• [To do]
Write the material out again, line by line, exactly as it is.

— start of Material provided —

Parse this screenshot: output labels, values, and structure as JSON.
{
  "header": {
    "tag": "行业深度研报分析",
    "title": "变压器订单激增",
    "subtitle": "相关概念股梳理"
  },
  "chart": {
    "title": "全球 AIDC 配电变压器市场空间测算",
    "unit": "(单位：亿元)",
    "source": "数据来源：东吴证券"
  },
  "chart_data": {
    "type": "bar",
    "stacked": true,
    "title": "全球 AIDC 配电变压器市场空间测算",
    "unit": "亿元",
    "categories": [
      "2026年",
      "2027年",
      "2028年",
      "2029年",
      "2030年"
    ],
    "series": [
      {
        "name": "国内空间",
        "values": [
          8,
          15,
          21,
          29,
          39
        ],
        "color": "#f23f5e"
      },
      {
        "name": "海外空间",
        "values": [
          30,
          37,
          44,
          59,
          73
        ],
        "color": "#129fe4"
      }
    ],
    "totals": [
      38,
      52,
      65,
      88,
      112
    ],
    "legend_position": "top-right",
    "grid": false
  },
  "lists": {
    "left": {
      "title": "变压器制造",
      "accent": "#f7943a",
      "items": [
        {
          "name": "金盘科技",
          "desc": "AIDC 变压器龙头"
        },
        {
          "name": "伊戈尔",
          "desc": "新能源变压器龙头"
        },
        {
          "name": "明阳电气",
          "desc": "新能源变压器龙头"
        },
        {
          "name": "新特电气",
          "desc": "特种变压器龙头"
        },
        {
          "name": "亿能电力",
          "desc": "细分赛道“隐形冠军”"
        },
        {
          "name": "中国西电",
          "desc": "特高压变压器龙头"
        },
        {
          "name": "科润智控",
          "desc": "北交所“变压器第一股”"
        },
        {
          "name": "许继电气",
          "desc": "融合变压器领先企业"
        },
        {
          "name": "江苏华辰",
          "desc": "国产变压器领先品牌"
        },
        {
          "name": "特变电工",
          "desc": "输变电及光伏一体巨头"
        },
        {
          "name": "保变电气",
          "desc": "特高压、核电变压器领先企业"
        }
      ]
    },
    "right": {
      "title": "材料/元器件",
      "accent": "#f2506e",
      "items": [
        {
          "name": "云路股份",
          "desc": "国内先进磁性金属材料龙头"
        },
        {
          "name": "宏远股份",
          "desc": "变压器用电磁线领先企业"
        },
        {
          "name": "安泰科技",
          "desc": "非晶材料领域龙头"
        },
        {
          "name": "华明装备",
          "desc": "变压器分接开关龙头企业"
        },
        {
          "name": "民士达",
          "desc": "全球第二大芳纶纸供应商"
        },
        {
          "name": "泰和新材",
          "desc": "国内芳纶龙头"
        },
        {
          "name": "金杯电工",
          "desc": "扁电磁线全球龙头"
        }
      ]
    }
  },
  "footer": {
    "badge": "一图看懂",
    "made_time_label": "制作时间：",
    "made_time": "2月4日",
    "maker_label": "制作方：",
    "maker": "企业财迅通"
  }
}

— end of Material provided —

• [Output below]
Parse this screenshot: output labels, values, and structure as JSON.
{
  "header": {
    "tag": "行业深度研报分析",
    "title": "变压器订单激增",
    "subtitle": "相关概念股梳理"
  },
  "chart": {
    "title": "全球 AIDC 配电变压器市场空间测算",
    "unit": "(单位：亿元)",
    "source": "数据来源：东吴证券"
  },
  "chart_data": {
    "type": "bar",
    "stacked": true,
    "title": "全球 AIDC 配电变压器市场空间测算",
    "unit": "亿元",
    "categories": [
      "2026年",
      "2027年",
      "2028年",
      "2029年",
      "2030年"
    ],
    "series": [
      {
        "name": "国内空间",
        "values": [
          8,
          15,
          21,
          29,
          39
        ],
        "color": "#f23f5e"
      },
      {
        "name": "海外空间",
        "values": [
          30,
          37,
          44,
          59,
          73
        ],
        "color": "#129fe4"
      }
    ],
    "totals": [
      38,
      52,
      65,
      88,
      112
    ],
    "legend_position": "top-right",
    "grid": false
  },
  "lists": {
    "left": {
      "title": "变压器制造",
      "accent": "#f7943a",
      "items": [
        {
          "name": "金盘科技",
          "desc": "AIDC 变压器龙头"
        },
        {
          "name": "伊戈尔",
          "desc": "新能源变压器龙头"
        },
        {
          "name": "明阳电气",
          "desc": "新能源变压器龙头"
        },
        {
          "name": "新特电气",
          "desc": "特种变压器龙头"
        },
        {
          "name": "亿能电力",
          "desc": "细分赛道“隐形冠军”"
        },
        {
          "name": "中国西电",
          "desc": "特高压变压器龙头"
        },
        {
          "name": "科润智控",
          "desc": "北交所“变压器第一股”"
        },
        {
          "name": "许继电气",
          "desc": "融合变压器领先企业"
        },
        {
          "name": "江苏华辰",
          "desc": "国产变压器领先品牌"
        },
        {
          "name": "特变电工",
          "desc": "输变电及光伏一体巨头"
        },
        {
          "name": "保变电气",
          "desc": "特高压、核电变压器领先企业"
        }
      ]
    },
    "right": {
      "title": "材料/元器件",
      "accent": "#f2506e",
      "items": [
        {
          "name": "云路股份",
          "desc": "国内先进磁性金属材料龙头"
        },
        {
          "name": "宏远股份",
          "desc": "变压器用电磁线领先企业"
        },
        {
          "name": "安泰科技",
          "desc": "非晶材料领域龙头"
        },
        {
          "name": "华明装备",
          "desc": "变压器分接开关龙头企业"
        },
        {
          "name": "民士达",
          "desc": "全球第二大芳纶纸供应商"
        },
        {
          "name": "泰和新材",
          "desc": "国内芳纶龙头"
        },
        {
          "name": "金杯电工",
          "desc": "扁电磁线全球龙头"
        }
      ]
    }
  },
  "footer": {
    "badge": "一图看懂",
    "made_time_label": "制作时间：",
    "made_time": "2月4日",
    "maker_label": "制作方：",
    "maker": "企业财迅通"
  }
}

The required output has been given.